▶ TASK INPUT
• • • • •

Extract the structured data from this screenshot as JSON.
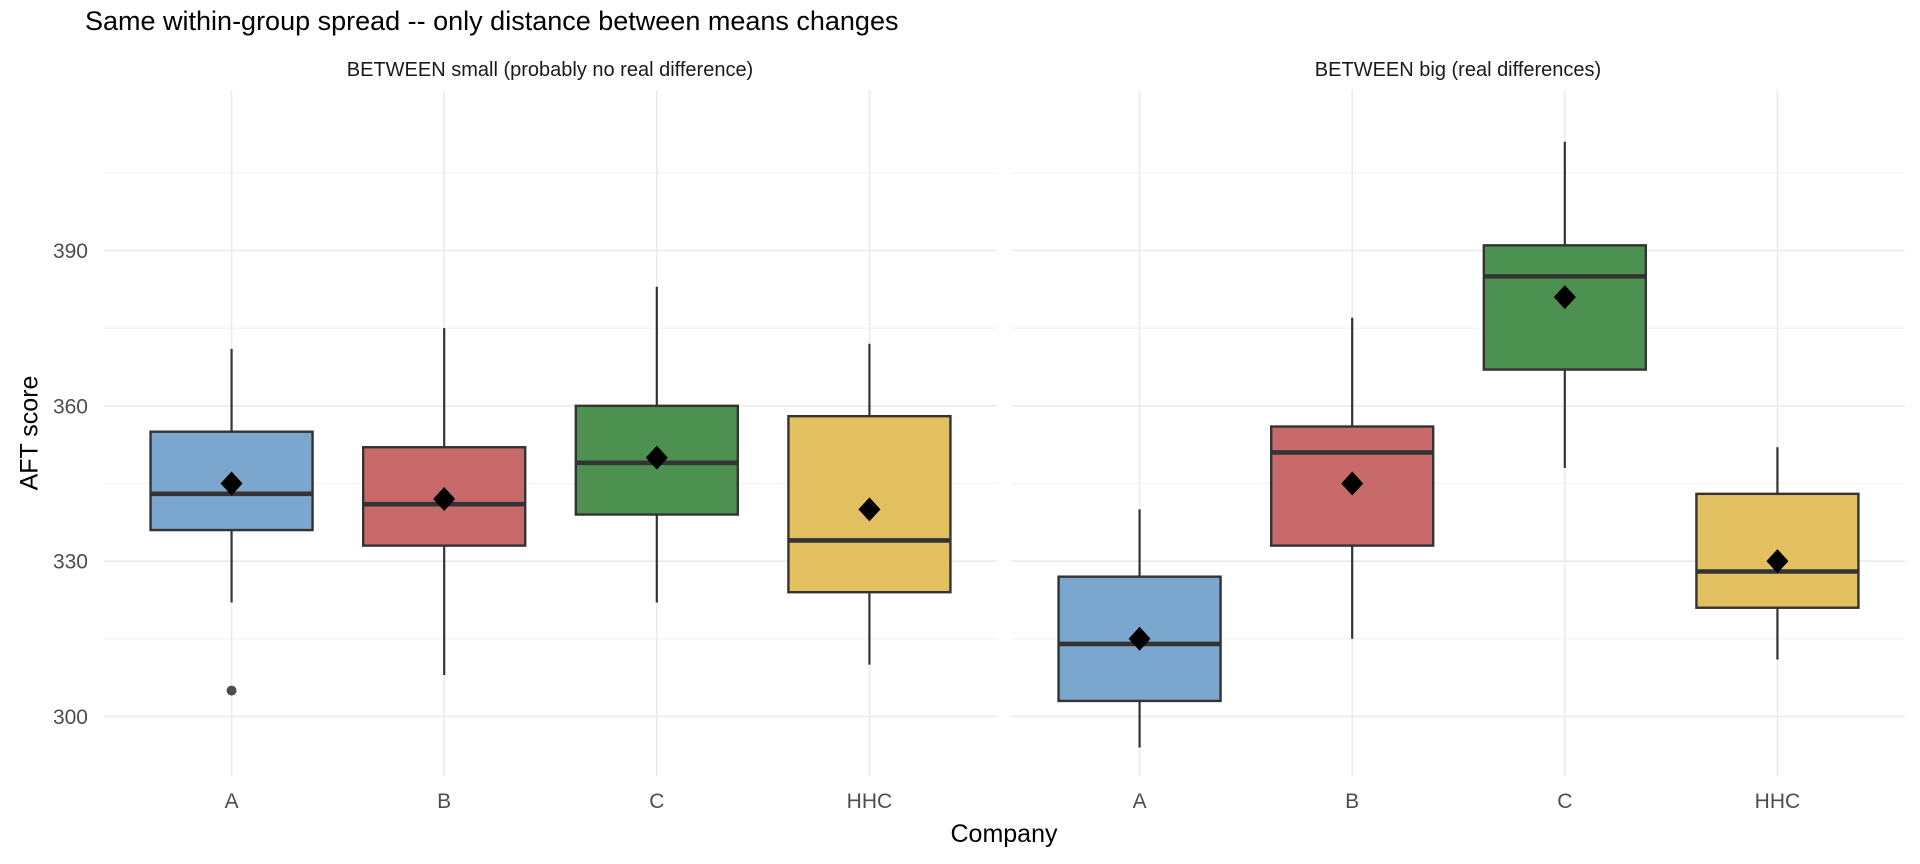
{
  "chart_data": {
    "type": "boxplot",
    "title": "Same within-group spread -- only distance between means changes",
    "xlabel": "Company",
    "ylabel": "AFT score",
    "ylim": [
      288.5,
      421
    ],
    "yticks_major": [
      300,
      330,
      360,
      390
    ],
    "yticks_minor": [
      315,
      345,
      375,
      405
    ],
    "categories": [
      "A",
      "B",
      "C",
      "HHC"
    ],
    "legend": "none",
    "grid": "on",
    "colors": {
      "A": "#7BA6CD",
      "B": "#C96A6A",
      "C": "#4C9150",
      "HHC": "#E3C05F"
    },
    "style": {
      "box_border": "#333333",
      "median_color": "#333333",
      "mean_marker": "diamond",
      "mean_color": "#000000",
      "outlier_color": "#4D4D4D",
      "grid_major": "#EBEBEB",
      "grid_minor": "#F3F3F3",
      "tick_text": "#4D4D4D",
      "panel_bg": "#FFFFFF"
    },
    "facets": [
      {
        "label": "BETWEEN small (probably no real difference)",
        "groups": [
          {
            "company": "A",
            "whisker_low": 322,
            "q1": 336,
            "median": 343,
            "mean": 345,
            "q3": 355,
            "whisker_high": 371,
            "outliers": [
              305
            ]
          },
          {
            "company": "B",
            "whisker_low": 308,
            "q1": 333,
            "median": 341,
            "mean": 342,
            "q3": 352,
            "whisker_high": 375,
            "outliers": []
          },
          {
            "company": "C",
            "whisker_low": 322,
            "q1": 339,
            "median": 349,
            "mean": 350,
            "q3": 360,
            "whisker_high": 383,
            "outliers": []
          },
          {
            "company": "HHC",
            "whisker_low": 310,
            "q1": 324,
            "median": 334,
            "mean": 340,
            "q3": 358,
            "whisker_high": 372,
            "outliers": []
          }
        ]
      },
      {
        "label": "BETWEEN big (real differences)",
        "groups": [
          {
            "company": "A",
            "whisker_low": 294,
            "q1": 303,
            "median": 314,
            "mean": 315,
            "q3": 327,
            "whisker_high": 340,
            "outliers": []
          },
          {
            "company": "B",
            "whisker_low": 315,
            "q1": 333,
            "median": 351,
            "mean": 345,
            "q3": 356,
            "whisker_high": 377,
            "outliers": []
          },
          {
            "company": "C",
            "whisker_low": 348,
            "q1": 367,
            "median": 385,
            "mean": 381,
            "q3": 391,
            "whisker_high": 411,
            "outliers": []
          },
          {
            "company": "HHC",
            "whisker_low": 311,
            "q1": 321,
            "median": 328,
            "mean": 330,
            "q3": 343,
            "whisker_high": 352,
            "outliers": []
          }
        ]
      }
    ]
  }
}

• • • • •

▶ WHAT TO DO
The material above must be printed exactly, with its pictures left out.

▶ ANSWER TO THE EXERCISE
Extract the structured data from this screenshot as JSON.
{
  "chart_data": {
    "type": "boxplot",
    "title": "Same within-group spread -- only distance between means changes",
    "xlabel": "Company",
    "ylabel": "AFT score",
    "ylim": [
      288.5,
      421
    ],
    "yticks_major": [
      300,
      330,
      360,
      390
    ],
    "yticks_minor": [
      315,
      345,
      375,
      405
    ],
    "categories": [
      "A",
      "B",
      "C",
      "HHC"
    ],
    "legend": "none",
    "grid": "on",
    "colors": {
      "A": "#7BA6CD",
      "B": "#C96A6A",
      "C": "#4C9150",
      "HHC": "#E3C05F"
    },
    "style": {
      "box_border": "#333333",
      "median_color": "#333333",
      "mean_marker": "diamond",
      "mean_color": "#000000",
      "outlier_color": "#4D4D4D",
      "grid_major": "#EBEBEB",
      "grid_minor": "#F3F3F3",
      "tick_text": "#4D4D4D",
      "panel_bg": "#FFFFFF"
    },
    "facets": [
      {
        "label": "BETWEEN small (probably no real difference)",
        "groups": [
          {
            "company": "A",
            "whisker_low": 322,
            "q1": 336,
            "median": 343,
            "mean": 345,
            "q3": 355,
            "whisker_high": 371,
            "outliers": [
              305
            ]
          },
          {
            "company": "B",
            "whisker_low": 308,
            "q1": 333,
            "median": 341,
            "mean": 342,
            "q3": 352,
            "whisker_high": 375,
            "outliers": []
          },
          {
            "company": "C",
            "whisker_low": 322,
            "q1": 339,
            "median": 349,
            "mean": 350,
            "q3": 360,
            "whisker_high": 383,
            "outliers": []
          },
          {
            "company": "HHC",
            "whisker_low": 310,
            "q1": 324,
            "median": 334,
            "mean": 340,
            "q3": 358,
            "whisker_high": 372,
            "outliers": []
          }
        ]
      },
      {
        "label": "BETWEEN big (real differences)",
        "groups": [
          {
            "company": "A",
            "whisker_low": 294,
            "q1": 303,
            "median": 314,
            "mean": 315,
            "q3": 327,
            "whisker_high": 340,
            "outliers": []
          },
          {
            "company": "B",
            "whisker_low": 315,
            "q1": 333,
            "median": 351,
            "mean": 345,
            "q3": 356,
            "whisker_high": 377,
            "outliers": []
          },
          {
            "company": "C",
            "whisker_low": 348,
            "q1": 367,
            "median": 385,
            "mean": 381,
            "q3": 391,
            "whisker_high": 411,
            "outliers": []
          },
          {
            "company": "HHC",
            "whisker_low": 311,
            "q1": 321,
            "median": 328,
            "mean": 330,
            "q3": 343,
            "whisker_high": 352,
            "outliers": []
          }
        ]
      }
    ]
  }
}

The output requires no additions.